* [Given exercise]: Without including any pictures, copy each entry below exactly.

-- start of Data for this exercise --

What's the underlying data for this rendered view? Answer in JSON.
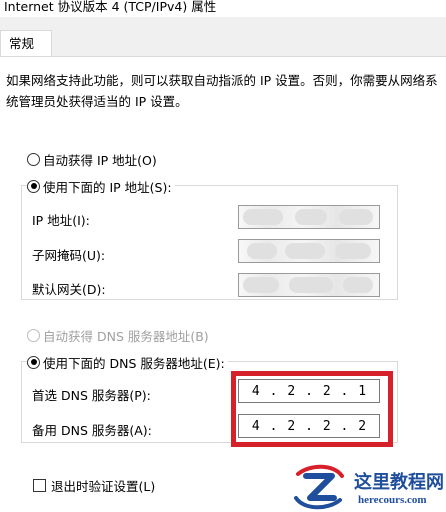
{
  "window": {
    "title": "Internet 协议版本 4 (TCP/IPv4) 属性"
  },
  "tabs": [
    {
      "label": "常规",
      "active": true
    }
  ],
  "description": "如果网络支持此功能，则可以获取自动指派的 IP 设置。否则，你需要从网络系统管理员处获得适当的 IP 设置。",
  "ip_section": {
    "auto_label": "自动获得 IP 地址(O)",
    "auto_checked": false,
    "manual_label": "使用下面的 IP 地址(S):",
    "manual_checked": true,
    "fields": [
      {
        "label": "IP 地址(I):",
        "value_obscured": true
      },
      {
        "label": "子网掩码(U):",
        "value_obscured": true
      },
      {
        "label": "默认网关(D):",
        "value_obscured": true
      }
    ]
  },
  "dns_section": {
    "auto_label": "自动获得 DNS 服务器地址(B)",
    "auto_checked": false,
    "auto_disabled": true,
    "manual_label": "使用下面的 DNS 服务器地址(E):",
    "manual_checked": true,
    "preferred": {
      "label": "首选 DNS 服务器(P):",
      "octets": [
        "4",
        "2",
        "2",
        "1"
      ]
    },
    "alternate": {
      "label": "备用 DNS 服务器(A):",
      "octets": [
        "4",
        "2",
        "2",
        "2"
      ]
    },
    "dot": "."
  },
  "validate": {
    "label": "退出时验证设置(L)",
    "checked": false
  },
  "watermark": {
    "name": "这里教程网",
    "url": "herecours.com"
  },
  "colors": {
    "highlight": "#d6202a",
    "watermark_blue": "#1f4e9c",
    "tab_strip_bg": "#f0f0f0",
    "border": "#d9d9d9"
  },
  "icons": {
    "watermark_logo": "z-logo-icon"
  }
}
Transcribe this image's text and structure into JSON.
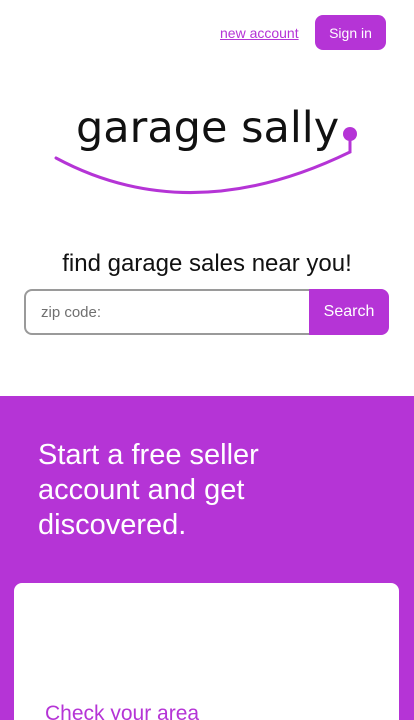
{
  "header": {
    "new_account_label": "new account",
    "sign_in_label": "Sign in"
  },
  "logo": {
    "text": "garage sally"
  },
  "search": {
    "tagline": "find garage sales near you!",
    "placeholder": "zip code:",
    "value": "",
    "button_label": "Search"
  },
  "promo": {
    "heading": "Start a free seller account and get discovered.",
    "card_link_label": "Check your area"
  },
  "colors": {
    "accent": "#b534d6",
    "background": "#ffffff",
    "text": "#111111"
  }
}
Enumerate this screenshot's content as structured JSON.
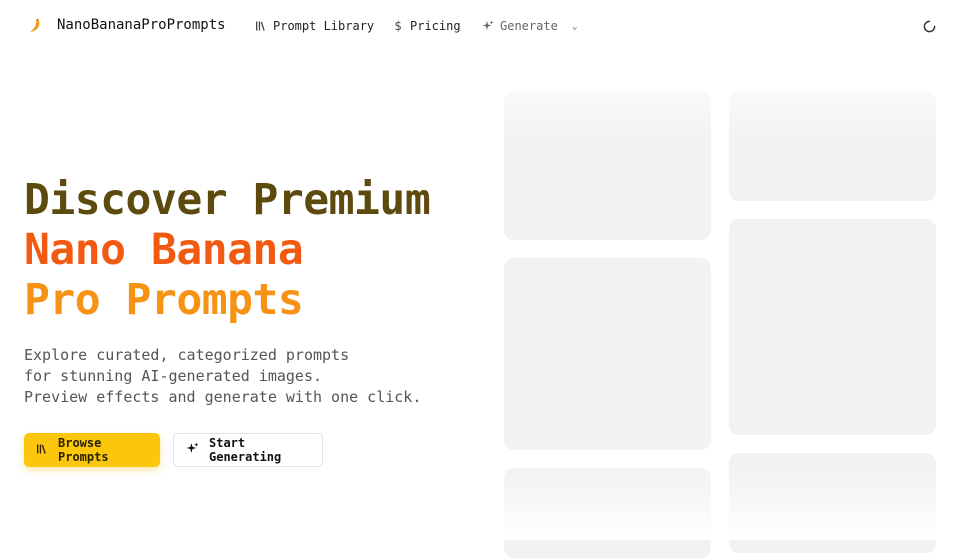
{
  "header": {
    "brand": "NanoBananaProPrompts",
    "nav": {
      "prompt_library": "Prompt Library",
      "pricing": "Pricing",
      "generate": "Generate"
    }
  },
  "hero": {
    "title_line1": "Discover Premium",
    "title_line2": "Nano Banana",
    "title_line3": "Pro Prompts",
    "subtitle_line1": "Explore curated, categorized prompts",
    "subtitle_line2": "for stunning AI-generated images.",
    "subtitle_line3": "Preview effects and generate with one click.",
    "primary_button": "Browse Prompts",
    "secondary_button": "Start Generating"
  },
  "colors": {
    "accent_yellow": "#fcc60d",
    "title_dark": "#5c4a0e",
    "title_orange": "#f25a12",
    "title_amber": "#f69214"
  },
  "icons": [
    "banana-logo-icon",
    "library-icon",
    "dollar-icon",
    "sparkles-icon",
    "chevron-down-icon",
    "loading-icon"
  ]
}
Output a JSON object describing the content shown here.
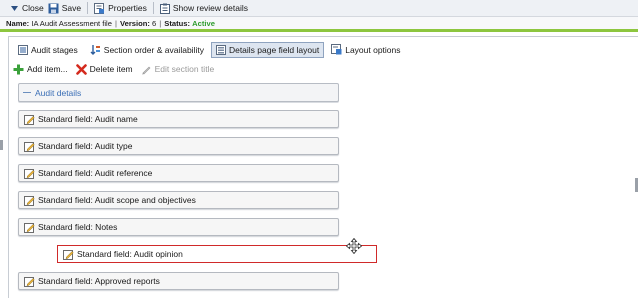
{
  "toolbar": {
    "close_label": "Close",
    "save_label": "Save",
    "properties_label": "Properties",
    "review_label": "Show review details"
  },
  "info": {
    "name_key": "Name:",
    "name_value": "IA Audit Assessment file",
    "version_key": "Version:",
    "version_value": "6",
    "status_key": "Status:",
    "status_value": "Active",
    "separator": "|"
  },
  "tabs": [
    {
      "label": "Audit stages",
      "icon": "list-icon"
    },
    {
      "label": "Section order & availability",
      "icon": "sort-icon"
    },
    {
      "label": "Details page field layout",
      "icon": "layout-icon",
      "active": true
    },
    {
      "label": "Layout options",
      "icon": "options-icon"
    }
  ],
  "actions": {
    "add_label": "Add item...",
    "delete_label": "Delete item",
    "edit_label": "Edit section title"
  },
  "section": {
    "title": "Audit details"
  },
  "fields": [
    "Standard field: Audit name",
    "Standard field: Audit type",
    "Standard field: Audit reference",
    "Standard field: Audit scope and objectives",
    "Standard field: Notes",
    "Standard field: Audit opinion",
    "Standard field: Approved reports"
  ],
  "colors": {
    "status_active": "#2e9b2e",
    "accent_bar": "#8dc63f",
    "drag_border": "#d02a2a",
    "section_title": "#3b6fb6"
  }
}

-- end of Data for this exercise --

* [Expected answer]:
What's the underlying data for this rendered view? Answer in JSON.
{
  "window": {
    "title": "Internet 协议版本 4 (TCP/IPv4) 属性"
  },
  "tabs": [
    {
      "label": "常规",
      "active": true
    }
  ],
  "description": "如果网络支持此功能，则可以获取自动指派的 IP 设置。否则，你需要从网络系统管理员处获得适当的 IP 设置。",
  "ip_section": {
    "auto_label": "自动获得 IP 地址(O)",
    "auto_checked": false,
    "manual_label": "使用下面的 IP 地址(S):",
    "manual_checked": true,
    "fields": [
      {
        "label": "IP 地址(I):",
        "value_obscured": true
      },
      {
        "label": "子网掩码(U):",
        "value_obscured": true
      },
      {
        "label": "默认网关(D):",
        "value_obscured": true
      }
    ]
  },
  "dns_section": {
    "auto_label": "自动获得 DNS 服务器地址(B)",
    "auto_checked": false,
    "auto_disabled": true,
    "manual_label": "使用下面的 DNS 服务器地址(E):",
    "manual_checked": true,
    "preferred": {
      "label": "首选 DNS 服务器(P):",
      "octets": [
        "4",
        "2",
        "2",
        "1"
      ]
    },
    "alternate": {
      "label": "备用 DNS 服务器(A):",
      "octets": [
        "4",
        "2",
        "2",
        "2"
      ]
    },
    "dot": "."
  },
  "validate": {
    "label": "退出时验证设置(L)",
    "checked": false
  },
  "watermark": {
    "name": "这里教程网",
    "url": "herecours.com"
  },
  "colors": {
    "highlight": "#d6202a",
    "watermark_blue": "#1f4e9c",
    "tab_strip_bg": "#f0f0f0",
    "border": "#d9d9d9"
  },
  "icons": {
    "watermark_logo": "z-logo-icon"
  }
}
Transcribe this image's text and structure into JSON.
{
  "header": {
    "new_account_label": "new account",
    "sign_in_label": "Sign in"
  },
  "logo": {
    "text": "garage sally"
  },
  "search": {
    "tagline": "find garage sales near you!",
    "placeholder": "zip code:",
    "value": "",
    "button_label": "Search"
  },
  "promo": {
    "heading": "Start a free seller account and get discovered.",
    "card_link_label": "Check your area"
  },
  "colors": {
    "accent": "#b534d6",
    "background": "#ffffff",
    "text": "#111111"
  }
}
Enumerate this screenshot's content as structured JSON.
{
  "header": {
    "brand": "NanoBananaProPrompts",
    "nav": {
      "prompt_library": "Prompt Library",
      "pricing": "Pricing",
      "generate": "Generate"
    }
  },
  "hero": {
    "title_line1": "Discover Premium",
    "title_line2": "Nano Banana",
    "title_line3": "Pro Prompts",
    "subtitle_line1": "Explore curated, categorized prompts",
    "subtitle_line2": "for stunning AI-generated images.",
    "subtitle_line3": "Preview effects and generate with one click.",
    "primary_button": "Browse Prompts",
    "secondary_button": "Start Generating"
  },
  "colors": {
    "accent_yellow": "#fcc60d",
    "title_dark": "#5c4a0e",
    "title_orange": "#f25a12",
    "title_amber": "#f69214"
  },
  "icons": [
    "banana-logo-icon",
    "library-icon",
    "dollar-icon",
    "sparkles-icon",
    "chevron-down-icon",
    "loading-icon"
  ]
}
Output a JSON object describing the content shown here.
{
  "toolbar": {
    "close_label": "Close",
    "save_label": "Save",
    "properties_label": "Properties",
    "review_label": "Show review details"
  },
  "info": {
    "name_key": "Name:",
    "name_value": "IA Audit Assessment file",
    "version_key": "Version:",
    "version_value": "6",
    "status_key": "Status:",
    "status_value": "Active",
    "separator": "|"
  },
  "tabs": [
    {
      "label": "Audit stages",
      "icon": "list-icon"
    },
    {
      "label": "Section order & availability",
      "icon": "sort-icon"
    },
    {
      "label": "Details page field layout",
      "icon": "layout-icon",
      "active": true
    },
    {
      "label": "Layout options",
      "icon": "options-icon"
    }
  ],
  "actions": {
    "add_label": "Add item...",
    "delete_label": "Delete item",
    "edit_label": "Edit section title"
  },
  "section": {
    "title": "Audit details"
  },
  "fields": [
    "Standard field: Audit name",
    "Standard field: Audit type",
    "Standard field: Audit reference",
    "Standard field: Audit scope and objectives",
    "Standard field: Notes",
    "Standard field: Audit opinion",
    "Standard field: Approved reports"
  ],
  "colors": {
    "status_active": "#2e9b2e",
    "accent_bar": "#8dc63f",
    "drag_border": "#d02a2a",
    "section_title": "#3b6fb6"
  }
}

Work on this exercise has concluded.